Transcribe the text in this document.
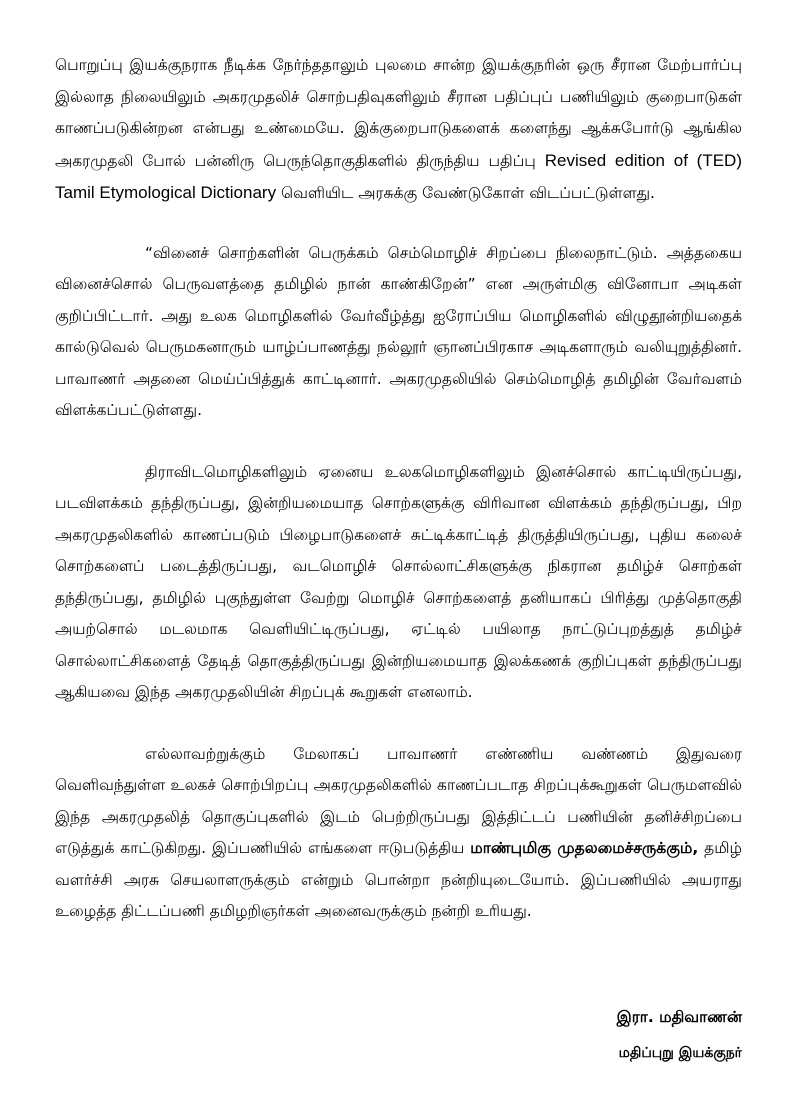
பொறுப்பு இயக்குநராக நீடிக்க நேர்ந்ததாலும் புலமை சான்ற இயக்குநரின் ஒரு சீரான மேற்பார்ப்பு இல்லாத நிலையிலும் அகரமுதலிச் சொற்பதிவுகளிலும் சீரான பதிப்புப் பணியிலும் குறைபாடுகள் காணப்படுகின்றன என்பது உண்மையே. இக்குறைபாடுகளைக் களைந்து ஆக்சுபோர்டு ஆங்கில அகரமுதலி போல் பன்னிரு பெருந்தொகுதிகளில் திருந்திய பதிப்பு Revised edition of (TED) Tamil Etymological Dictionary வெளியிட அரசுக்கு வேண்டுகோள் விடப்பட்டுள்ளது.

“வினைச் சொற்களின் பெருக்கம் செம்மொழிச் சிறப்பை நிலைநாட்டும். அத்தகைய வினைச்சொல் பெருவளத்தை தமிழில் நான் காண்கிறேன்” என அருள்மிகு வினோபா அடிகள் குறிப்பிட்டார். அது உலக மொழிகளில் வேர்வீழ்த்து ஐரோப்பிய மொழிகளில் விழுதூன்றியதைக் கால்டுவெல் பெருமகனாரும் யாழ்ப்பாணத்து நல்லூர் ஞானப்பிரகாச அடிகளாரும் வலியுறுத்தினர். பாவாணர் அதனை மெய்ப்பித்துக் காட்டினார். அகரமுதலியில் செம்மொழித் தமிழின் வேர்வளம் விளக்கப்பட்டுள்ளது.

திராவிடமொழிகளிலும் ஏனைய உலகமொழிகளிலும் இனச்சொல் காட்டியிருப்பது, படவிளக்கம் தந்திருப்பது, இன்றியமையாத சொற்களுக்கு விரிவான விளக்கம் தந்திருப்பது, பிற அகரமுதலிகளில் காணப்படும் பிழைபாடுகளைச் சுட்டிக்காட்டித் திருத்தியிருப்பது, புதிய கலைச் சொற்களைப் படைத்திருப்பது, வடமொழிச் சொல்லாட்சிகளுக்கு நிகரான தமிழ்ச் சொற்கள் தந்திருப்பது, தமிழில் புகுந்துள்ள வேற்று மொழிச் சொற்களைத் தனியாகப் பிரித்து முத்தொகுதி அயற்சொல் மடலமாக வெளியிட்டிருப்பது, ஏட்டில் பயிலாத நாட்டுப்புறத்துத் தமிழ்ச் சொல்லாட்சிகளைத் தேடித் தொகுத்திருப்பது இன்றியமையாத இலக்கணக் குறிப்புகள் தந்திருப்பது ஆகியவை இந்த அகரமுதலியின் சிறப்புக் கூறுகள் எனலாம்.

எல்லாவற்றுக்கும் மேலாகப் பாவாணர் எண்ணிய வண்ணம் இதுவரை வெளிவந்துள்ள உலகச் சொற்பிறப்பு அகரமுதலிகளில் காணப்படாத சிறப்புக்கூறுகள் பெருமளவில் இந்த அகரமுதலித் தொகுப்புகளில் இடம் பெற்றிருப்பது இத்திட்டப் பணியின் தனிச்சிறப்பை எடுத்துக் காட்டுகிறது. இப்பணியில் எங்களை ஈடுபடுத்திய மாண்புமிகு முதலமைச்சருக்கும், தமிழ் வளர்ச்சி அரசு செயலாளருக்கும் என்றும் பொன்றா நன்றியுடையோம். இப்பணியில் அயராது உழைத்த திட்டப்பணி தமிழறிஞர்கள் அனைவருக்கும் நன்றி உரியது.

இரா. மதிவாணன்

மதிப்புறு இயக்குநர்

□ □ □

-- What the exercise asks --
Return every line of the records exactly as given, pictures excluded.

-- Exercise result --
Transcribe the text in this document.
பொறுப்பு இயக்குநராக நீடிக்க நேர்ந்ததாலும் புலமை சான்ற இயக்குநரின் ஒரு சீரான மேற்பார்ப்பு இல்லாத நிலையிலும் அகரமுதலிச் சொற்பதிவுகளிலும் சீரான பதிப்புப் பணியிலும் குறைபாடுகள் காணப்படுகின்றன என்பது உண்மையே. இக்குறைபாடுகளைக் களைந்து ஆக்சுபோர்டு ஆங்கில அகரமுதலி போல் பன்னிரு பெருந்தொகுதிகளில் திருந்திய பதிப்பு Revised edition of (TED) Tamil Etymological Dictionary வெளியிட அரசுக்கு வேண்டுகோள் விடப்பட்டுள்ளது.

“வினைச் சொற்களின் பெருக்கம் செம்மொழிச் சிறப்பை நிலைநாட்டும். அத்தகைய வினைச்சொல் பெருவளத்தை தமிழில் நான் காண்கிறேன்” என அருள்மிகு வினோபா அடிகள் குறிப்பிட்டார். அது உலக மொழிகளில் வேர்வீழ்த்து ஐரோப்பிய மொழிகளில் விழுதூன்றியதைக் கால்டுவெல் பெருமகனாரும் யாழ்ப்பாணத்து நல்லூர் ஞானப்பிரகாச அடிகளாரும் வலியுறுத்தினர். பாவாணர் அதனை மெய்ப்பித்துக் காட்டினார். அகரமுதலியில் செம்மொழித் தமிழின் வேர்வளம் விளக்கப்பட்டுள்ளது.

திராவிடமொழிகளிலும் ஏனைய உலகமொழிகளிலும் இனச்சொல் காட்டியிருப்பது, படவிளக்கம் தந்திருப்பது, இன்றியமையாத சொற்களுக்கு விரிவான விளக்கம் தந்திருப்பது, பிற அகரமுதலிகளில் காணப்படும் பிழைபாடுகளைச் சுட்டிக்காட்டித் திருத்தியிருப்பது, புதிய கலைச் சொற்களைப் படைத்திருப்பது, வடமொழிச் சொல்லாட்சிகளுக்கு நிகரான தமிழ்ச் சொற்கள் தந்திருப்பது, தமிழில் புகுந்துள்ள வேற்று மொழிச் சொற்களைத் தனியாகப் பிரித்து முத்தொகுதி அயற்சொல் மடலமாக வெளியிட்டிருப்பது, ஏட்டில் பயிலாத நாட்டுப்புறத்துத் தமிழ்ச் சொல்லாட்சிகளைத் தேடித் தொகுத்திருப்பது இன்றியமையாத இலக்கணக் குறிப்புகள் தந்திருப்பது ஆகியவை இந்த அகரமுதலியின் சிறப்புக் கூறுகள் எனலாம்.

எல்லாவற்றுக்கும் மேலாகப் பாவாணர் எண்ணிய வண்ணம் இதுவரை வெளிவந்துள்ள உலகச் சொற்பிறப்பு அகரமுதலிகளில் காணப்படாத சிறப்புக்கூறுகள் பெருமளவில் இந்த அகரமுதலித் தொகுப்புகளில் இடம் பெற்றிருப்பது இத்திட்டப் பணியின் தனிச்சிறப்பை எடுத்துக் காட்டுகிறது. இப்பணியில் எங்களை ஈடுபடுத்திய மாண்புமிகு முதலமைச்சருக்கும், தமிழ் வளர்ச்சி அரசு செயலாளருக்கும் என்றும் பொன்றா நன்றியுடையோம். இப்பணியில் அயராது உழைத்த திட்டப்பணி தமிழறிஞர்கள் அனைவருக்கும் நன்றி உரியது.

இரா. மதிவாணன்

மதிப்புறு இயக்குநர்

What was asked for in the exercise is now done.